START
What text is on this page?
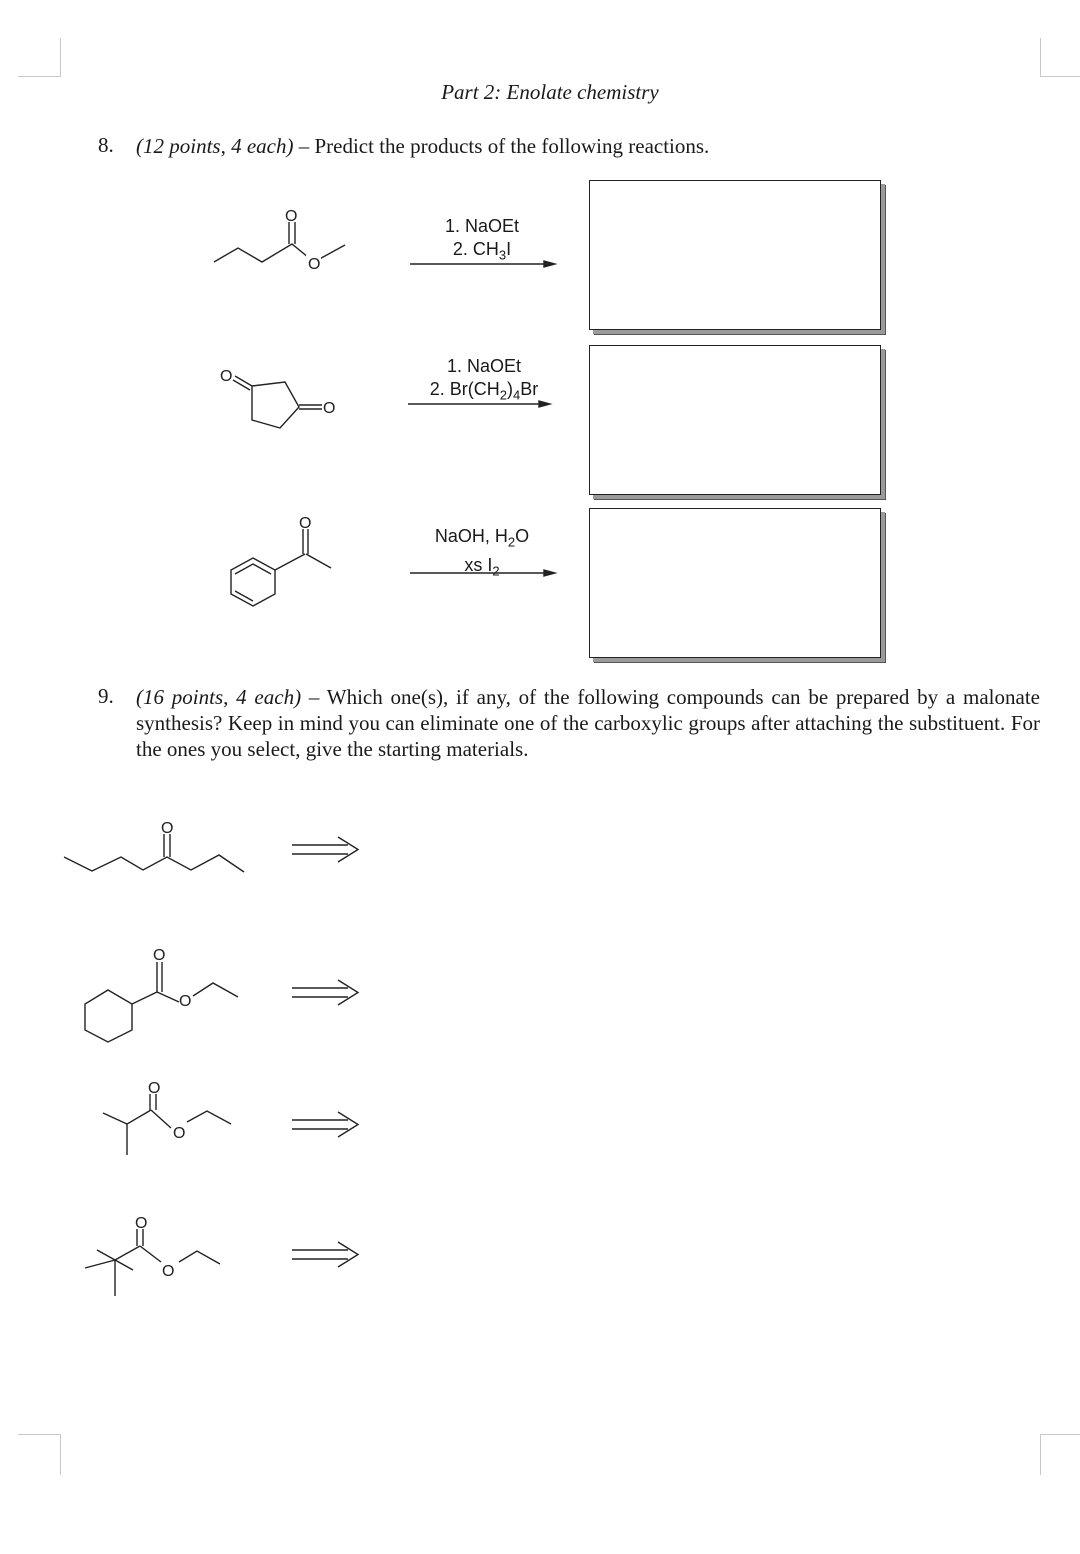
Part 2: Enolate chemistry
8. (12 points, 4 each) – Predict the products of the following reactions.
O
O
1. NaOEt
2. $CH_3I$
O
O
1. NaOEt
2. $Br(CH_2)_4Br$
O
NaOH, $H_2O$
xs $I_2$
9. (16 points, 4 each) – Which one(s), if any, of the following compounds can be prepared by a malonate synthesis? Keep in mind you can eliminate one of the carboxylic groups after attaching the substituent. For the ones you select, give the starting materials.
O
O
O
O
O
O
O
END
EXERCISE DESCRIPTION ▸
Write out each line of the data that holds the string "points".

ANSWER IN FULL ▸
8. (12 points, 4 each) – Predict the products of the following reactions.
9. (16 points, 4 each) – Which one(s), if any, of the following compounds can be prepared by a malonate synthesis? Keep in mind you can eliminate one of the carboxylic groups after attaching the substituent. For the ones you select, give the starting materials.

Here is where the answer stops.